* _What to produce_:
Return each line of the material verbatim.

▽

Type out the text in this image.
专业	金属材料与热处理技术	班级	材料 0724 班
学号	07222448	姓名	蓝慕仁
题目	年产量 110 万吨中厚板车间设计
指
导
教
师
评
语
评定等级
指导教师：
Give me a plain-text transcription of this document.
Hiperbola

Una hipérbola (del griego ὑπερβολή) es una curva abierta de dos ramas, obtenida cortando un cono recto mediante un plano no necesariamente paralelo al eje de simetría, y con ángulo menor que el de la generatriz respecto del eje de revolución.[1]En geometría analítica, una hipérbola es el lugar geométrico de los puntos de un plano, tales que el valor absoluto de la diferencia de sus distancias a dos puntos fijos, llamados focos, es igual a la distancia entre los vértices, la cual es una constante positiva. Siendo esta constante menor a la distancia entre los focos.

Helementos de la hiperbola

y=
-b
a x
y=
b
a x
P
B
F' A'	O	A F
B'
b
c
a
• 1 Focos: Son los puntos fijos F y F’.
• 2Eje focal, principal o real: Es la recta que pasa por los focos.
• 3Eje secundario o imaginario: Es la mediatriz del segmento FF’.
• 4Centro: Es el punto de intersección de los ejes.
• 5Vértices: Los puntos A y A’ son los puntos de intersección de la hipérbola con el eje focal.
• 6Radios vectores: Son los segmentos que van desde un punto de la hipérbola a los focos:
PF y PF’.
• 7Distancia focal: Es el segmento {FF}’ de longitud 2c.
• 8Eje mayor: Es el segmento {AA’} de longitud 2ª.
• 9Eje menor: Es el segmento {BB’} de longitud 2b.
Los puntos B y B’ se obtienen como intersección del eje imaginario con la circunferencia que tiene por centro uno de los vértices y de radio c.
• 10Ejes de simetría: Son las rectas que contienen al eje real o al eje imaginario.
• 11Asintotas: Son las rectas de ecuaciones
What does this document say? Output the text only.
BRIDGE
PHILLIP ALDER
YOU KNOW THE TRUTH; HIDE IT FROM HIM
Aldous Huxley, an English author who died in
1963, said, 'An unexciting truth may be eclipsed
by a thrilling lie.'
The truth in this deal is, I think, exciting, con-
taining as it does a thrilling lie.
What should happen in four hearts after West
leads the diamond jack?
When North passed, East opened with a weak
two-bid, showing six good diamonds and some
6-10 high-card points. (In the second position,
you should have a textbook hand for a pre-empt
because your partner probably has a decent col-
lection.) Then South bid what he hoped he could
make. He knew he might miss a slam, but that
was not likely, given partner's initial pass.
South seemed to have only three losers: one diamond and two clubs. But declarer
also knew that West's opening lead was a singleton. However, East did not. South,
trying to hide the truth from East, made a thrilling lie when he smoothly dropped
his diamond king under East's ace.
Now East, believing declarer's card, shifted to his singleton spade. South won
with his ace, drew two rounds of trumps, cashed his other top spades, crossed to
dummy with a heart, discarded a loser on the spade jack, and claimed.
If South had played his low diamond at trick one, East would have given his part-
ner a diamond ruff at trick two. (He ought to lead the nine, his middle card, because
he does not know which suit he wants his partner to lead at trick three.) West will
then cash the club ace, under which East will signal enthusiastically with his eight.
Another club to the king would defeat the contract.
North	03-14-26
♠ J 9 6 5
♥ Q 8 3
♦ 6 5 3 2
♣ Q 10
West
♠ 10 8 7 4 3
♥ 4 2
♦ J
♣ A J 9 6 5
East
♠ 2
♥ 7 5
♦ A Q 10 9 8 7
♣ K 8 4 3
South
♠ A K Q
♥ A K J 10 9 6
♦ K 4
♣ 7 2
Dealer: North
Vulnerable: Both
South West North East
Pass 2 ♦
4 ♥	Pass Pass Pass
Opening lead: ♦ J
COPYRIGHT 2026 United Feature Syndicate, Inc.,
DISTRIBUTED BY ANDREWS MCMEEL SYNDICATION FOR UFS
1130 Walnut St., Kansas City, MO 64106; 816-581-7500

△

* _The response_:
Type out the text in this image.
专业	金属材料与热处理技术	班级	材料 0724 班
学号	07222448	姓名	蓝慕仁
题目	年产量 110 万吨中厚板车间设计
指
导
教
师
评
语
评定等级
指导教师：
Give me a plain-text transcription of this document.
Hiperbola

Una hipérbola (del griego ὑπερβολή) es una curva abierta de dos ramas, obtenida cortando un cono recto mediante un plano no necesariamente paralelo al eje de simetría, y con ángulo menor que el de la generatriz respecto del eje de revolución.[1]En geometría analítica, una hipérbola es el lugar geométrico de los puntos de un plano, tales que el valor absoluto de la diferencia de sus distancias a dos puntos fijos, llamados focos, es igual a la distancia entre los vértices, la cual es una constante positiva. Siendo esta constante menor a la distancia entre los focos.

Helementos de la hiperbola

y=
-b
a x
y=
b
a x
P
B
F' A'	O	A F
B'
b
c
a
• 1 Focos: Son los puntos fijos F y F’.
• 2Eje focal, principal o real: Es la recta que pasa por los focos.
• 3Eje secundario o imaginario: Es la mediatriz del segmento FF’.
• 4Centro: Es el punto de intersección de los ejes.
• 5Vértices: Los puntos A y A’ son los puntos de intersección de la hipérbola con el eje focal.
• 6Radios vectores: Son los segmentos que van desde un punto de la hipérbola a los focos:
PF y PF’.
• 7Distancia focal: Es el segmento {FF}’ de longitud 2c.
• 8Eje mayor: Es el segmento {AA’} de longitud 2ª.
• 9Eje menor: Es el segmento {BB’} de longitud 2b.
Los puntos B y B’ se obtienen como intersección del eje imaginario con la circunferencia que tiene por centro uno de los vértices y de radio c.
• 10Ejes de simetría: Son las rectas que contienen al eje real o al eje imaginario.
• 11Asintotas: Son las rectas de ecuaciones
What does this document say? Output the text only.
BRIDGE
PHILLIP ALDER
YOU KNOW THE TRUTH; HIDE IT FROM HIM
Aldous Huxley, an English author who died in
1963, said, 'An unexciting truth may be eclipsed
by a thrilling lie.'
The truth in this deal is, I think, exciting, con-
taining as it does a thrilling lie.
What should happen in four hearts after West
leads the diamond jack?
When North passed, East opened with a weak
two-bid, showing six good diamonds and some
6-10 high-card points. (In the second position,
you should have a textbook hand for a pre-empt
because your partner probably has a decent col-
lection.) Then South bid what he hoped he could
make. He knew he might miss a slam, but that
was not likely, given partner's initial pass.
South seemed to have only three losers: one diamond and two clubs. But declarer
also knew that West's opening lead was a singleton. However, East did not. South,
trying to hide the truth from East, made a thrilling lie when he smoothly dropped
his diamond king under East's ace.
Now East, believing declarer's card, shifted to his singleton spade. South won
with his ace, drew two rounds of trumps, cashed his other top spades, crossed to
dummy with a heart, discarded a loser on the spade jack, and claimed.
If South had played his low diamond at trick one, East would have given his part-
ner a diamond ruff at trick two. (He ought to lead the nine, his middle card, because
he does not know which suit he wants his partner to lead at trick three.) West will
then cash the club ace, under which East will signal enthusiastically with his eight.
Another club to the king would defeat the contract.
North	03-14-26
♠ J 9 6 5
♥ Q 8 3
♦ 6 5 3 2
♣ Q 10
West
♠ 10 8 7 4 3
♥ 4 2
♦ J
♣ A J 9 6 5
East
♠ 2
♥ 7 5
♦ A Q 10 9 8 7
♣ K 8 4 3
South
♠ A K Q
♥ A K J 10 9 6
♦ K 4
♣ 7 2
Dealer: North
Vulnerable: Both
South West North East
Pass 2 ♦
4 ♥	Pass Pass Pass
Opening lead: ♦ J
COPYRIGHT 2026 United Feature Syndicate, Inc.,
DISTRIBUTED BY ANDREWS MCMEEL SYNDICATION FOR UFS
1130 Walnut St., Kansas City, MO 64106; 816-581-7500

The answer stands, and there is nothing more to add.